▸ **TASK PROMPT**: Extract every line from the entries below and reproduce each one verbatim.

──────── DATASET ROWS

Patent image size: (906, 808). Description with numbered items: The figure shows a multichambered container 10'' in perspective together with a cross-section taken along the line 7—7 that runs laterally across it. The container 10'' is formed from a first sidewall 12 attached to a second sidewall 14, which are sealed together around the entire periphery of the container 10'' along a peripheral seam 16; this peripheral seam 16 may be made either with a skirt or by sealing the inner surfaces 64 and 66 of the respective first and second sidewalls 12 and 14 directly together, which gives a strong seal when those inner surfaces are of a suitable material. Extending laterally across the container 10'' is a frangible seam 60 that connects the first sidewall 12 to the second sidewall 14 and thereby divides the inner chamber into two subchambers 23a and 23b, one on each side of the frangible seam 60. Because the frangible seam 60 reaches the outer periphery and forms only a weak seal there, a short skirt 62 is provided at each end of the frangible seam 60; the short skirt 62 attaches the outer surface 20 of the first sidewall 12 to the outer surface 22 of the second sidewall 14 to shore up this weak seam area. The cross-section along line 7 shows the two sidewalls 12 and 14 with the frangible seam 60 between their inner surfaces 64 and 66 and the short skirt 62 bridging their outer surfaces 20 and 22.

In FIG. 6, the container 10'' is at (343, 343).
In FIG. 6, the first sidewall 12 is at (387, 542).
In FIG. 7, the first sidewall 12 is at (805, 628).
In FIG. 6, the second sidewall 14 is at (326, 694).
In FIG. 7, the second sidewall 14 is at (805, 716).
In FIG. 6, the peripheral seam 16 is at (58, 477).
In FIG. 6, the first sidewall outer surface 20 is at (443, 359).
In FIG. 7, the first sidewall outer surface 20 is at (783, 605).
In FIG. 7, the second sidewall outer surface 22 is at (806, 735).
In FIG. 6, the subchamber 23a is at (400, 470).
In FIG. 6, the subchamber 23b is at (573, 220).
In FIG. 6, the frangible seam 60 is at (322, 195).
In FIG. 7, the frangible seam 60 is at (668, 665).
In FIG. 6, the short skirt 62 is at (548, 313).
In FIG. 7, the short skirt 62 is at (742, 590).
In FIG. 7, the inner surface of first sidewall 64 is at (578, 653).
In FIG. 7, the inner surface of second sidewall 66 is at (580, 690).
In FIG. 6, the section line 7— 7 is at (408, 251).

────────────────

▸ **WRITTEN RESPONSE**:
Patent image size: (906, 808). Description with numbered items: The figure shows a multichambered container 10'' in perspective together with a cross-section taken along the line 7—7 that runs laterally across it. The container 10'' is formed from a first sidewall 12 attached to a second sidewall 14, which are sealed together around the entire periphery of the container 10'' along a peripheral seam 16; this peripheral seam 16 may be made either with a skirt or by sealing the inner surfaces 64 and 66 of the respective first and second sidewalls 12 and 14 directly together, which gives a strong seal when those inner surfaces are of a suitable material. Extending laterally across the container 10'' is a frangible seam 60 that connects the first sidewall 12 to the second sidewall 14 and thereby divides the inner chamber into two subchambers 23a and 23b, one on each side of the frangible seam 60. Because the frangible seam 60 reaches the outer periphery and forms only a weak seal there, a short skirt 62 is provided at each end of the frangible seam 60; the short skirt 62 attaches the outer surface 20 of the first sidewall 12 to the outer surface 22 of the second sidewall 14 to shore up this weak seam area. The cross-section along line 7 shows the two sidewalls 12 and 14 with the frangible seam 60 between their inner surfaces 64 and 66 and the short skirt 62 bridging their outer surfaces 20 and 22.

In FIG. 6, the container 10'' is at (343, 343).
In FIG. 6, the first sidewall 12 is at (387, 542).
In FIG. 7, the first sidewall 12 is at (805, 628).
In FIG. 6, the second sidewall 14 is at (326, 694).
In FIG. 7, the second sidewall 14 is at (805, 716).
In FIG. 6, the peripheral seam 16 is at (58, 477).
In FIG. 6, the first sidewall outer surface 20 is at (443, 359).
In FIG. 7, the first sidewall outer surface 20 is at (783, 605).
In FIG. 7, the second sidewall outer surface 22 is at (806, 735).
In FIG. 6, the subchamber 23a is at (400, 470).
In FIG. 6, the subchamber 23b is at (573, 220).
In FIG. 6, the frangible seam 60 is at (322, 195).
In FIG. 7, the frangible seam 60 is at (668, 665).
In FIG. 6, the short skirt 62 is at (548, 313).
In FIG. 7, the short skirt 62 is at (742, 590).
In FIG. 7, the inner surface of first sidewall 64 is at (578, 653).
In FIG. 7, the inner surface of second sidewall 66 is at (580, 690).
In FIG. 6, the section line 7— 7 is at (408, 251).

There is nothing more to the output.